Set exercise
Look through the lines below and extract any with the word "name".

START Material for this task

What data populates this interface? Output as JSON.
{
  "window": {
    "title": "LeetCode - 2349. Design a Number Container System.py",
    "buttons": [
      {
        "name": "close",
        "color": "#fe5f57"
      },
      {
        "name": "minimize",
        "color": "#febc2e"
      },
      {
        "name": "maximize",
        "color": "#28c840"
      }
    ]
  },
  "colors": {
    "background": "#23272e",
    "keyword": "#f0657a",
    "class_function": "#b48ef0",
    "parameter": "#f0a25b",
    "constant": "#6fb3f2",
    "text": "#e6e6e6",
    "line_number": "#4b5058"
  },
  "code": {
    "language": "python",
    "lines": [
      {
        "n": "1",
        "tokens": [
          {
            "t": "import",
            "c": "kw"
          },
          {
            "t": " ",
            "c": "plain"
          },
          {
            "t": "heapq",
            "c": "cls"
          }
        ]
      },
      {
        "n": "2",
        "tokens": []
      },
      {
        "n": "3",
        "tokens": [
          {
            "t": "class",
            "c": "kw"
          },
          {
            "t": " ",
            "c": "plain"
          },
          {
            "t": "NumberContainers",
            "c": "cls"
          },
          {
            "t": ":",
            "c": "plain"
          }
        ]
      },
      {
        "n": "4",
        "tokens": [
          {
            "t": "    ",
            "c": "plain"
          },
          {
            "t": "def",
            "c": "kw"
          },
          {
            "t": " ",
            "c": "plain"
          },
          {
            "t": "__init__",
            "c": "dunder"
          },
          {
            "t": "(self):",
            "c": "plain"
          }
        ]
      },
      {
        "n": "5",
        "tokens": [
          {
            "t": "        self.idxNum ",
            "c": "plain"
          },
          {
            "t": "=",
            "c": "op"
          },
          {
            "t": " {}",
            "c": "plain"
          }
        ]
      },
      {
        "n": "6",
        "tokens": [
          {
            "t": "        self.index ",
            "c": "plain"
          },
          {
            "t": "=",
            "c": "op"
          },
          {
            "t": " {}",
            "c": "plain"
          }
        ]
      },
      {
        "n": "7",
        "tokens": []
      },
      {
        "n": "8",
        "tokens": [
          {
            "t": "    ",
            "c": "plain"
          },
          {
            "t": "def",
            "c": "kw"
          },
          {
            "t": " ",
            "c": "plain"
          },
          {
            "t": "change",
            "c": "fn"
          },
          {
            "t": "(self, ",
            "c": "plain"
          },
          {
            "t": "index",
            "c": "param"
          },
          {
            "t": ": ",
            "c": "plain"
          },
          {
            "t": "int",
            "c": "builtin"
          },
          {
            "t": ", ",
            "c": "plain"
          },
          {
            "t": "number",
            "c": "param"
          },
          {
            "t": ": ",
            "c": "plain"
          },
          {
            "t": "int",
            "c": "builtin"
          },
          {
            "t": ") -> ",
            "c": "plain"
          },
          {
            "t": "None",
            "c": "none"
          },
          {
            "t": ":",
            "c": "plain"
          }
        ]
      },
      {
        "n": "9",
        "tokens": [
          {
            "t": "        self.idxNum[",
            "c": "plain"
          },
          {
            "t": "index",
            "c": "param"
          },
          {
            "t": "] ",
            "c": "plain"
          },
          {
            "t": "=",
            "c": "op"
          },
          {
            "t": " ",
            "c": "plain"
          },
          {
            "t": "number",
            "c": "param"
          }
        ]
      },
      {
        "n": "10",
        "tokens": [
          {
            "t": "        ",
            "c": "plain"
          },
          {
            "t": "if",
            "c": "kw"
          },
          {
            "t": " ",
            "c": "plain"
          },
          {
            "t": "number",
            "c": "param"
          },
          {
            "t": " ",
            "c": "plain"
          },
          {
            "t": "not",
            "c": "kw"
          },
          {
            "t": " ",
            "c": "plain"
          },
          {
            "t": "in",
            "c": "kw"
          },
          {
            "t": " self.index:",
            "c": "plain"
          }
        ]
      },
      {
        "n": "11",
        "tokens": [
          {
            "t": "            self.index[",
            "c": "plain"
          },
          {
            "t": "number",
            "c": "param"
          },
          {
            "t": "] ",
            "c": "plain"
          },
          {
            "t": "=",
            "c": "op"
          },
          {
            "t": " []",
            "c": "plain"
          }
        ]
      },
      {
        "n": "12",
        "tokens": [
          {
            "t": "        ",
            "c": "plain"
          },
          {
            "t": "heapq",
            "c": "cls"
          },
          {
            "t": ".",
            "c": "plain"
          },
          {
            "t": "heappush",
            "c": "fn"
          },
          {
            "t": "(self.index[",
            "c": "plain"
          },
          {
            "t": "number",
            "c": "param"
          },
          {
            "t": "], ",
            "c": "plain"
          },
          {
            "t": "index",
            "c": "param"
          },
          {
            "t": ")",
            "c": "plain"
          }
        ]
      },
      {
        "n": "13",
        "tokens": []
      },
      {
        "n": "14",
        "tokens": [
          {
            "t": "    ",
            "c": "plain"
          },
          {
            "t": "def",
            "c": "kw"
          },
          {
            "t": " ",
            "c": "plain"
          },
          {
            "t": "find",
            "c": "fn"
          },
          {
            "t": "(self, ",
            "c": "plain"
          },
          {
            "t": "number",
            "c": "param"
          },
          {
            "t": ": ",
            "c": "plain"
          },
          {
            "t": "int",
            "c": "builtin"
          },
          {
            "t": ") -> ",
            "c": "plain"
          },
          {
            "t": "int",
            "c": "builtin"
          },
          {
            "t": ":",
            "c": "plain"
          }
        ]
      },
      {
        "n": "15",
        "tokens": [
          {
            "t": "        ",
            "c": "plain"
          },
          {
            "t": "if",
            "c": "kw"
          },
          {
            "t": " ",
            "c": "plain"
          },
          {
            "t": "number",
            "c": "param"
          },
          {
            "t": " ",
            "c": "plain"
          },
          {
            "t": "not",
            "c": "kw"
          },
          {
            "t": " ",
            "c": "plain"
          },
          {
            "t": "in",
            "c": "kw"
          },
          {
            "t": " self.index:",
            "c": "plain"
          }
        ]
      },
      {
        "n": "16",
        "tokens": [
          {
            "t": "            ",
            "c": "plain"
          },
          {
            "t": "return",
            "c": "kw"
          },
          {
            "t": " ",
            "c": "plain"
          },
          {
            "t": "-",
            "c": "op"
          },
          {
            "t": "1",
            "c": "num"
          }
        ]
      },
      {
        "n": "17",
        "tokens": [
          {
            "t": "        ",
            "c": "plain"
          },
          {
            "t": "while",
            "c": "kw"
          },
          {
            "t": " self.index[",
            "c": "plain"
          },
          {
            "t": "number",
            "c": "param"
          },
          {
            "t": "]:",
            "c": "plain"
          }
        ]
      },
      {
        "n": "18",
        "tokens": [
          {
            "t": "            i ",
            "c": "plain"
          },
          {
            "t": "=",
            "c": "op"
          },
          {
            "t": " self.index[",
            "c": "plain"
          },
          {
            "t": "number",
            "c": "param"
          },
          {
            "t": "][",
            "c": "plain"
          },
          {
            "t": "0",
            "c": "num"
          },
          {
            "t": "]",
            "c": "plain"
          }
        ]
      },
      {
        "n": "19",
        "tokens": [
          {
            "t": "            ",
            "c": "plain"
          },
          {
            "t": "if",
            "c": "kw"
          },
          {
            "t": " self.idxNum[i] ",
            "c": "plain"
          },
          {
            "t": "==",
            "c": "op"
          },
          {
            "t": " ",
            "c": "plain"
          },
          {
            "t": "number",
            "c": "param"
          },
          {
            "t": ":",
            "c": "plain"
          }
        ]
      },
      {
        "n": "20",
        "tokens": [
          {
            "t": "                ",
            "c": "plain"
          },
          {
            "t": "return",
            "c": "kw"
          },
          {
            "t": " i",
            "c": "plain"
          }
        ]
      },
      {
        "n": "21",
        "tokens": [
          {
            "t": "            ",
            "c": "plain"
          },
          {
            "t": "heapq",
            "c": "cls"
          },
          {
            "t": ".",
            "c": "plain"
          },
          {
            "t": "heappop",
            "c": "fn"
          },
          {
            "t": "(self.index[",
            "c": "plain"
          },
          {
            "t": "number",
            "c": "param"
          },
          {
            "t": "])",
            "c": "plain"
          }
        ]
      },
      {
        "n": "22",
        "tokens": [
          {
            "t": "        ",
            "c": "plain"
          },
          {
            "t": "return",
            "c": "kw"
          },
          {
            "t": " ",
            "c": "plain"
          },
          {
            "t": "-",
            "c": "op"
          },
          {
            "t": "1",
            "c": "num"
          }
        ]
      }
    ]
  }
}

END Material for this task

Answer
        "name": "close",
        "name": "minimize",
        "name": "maximize",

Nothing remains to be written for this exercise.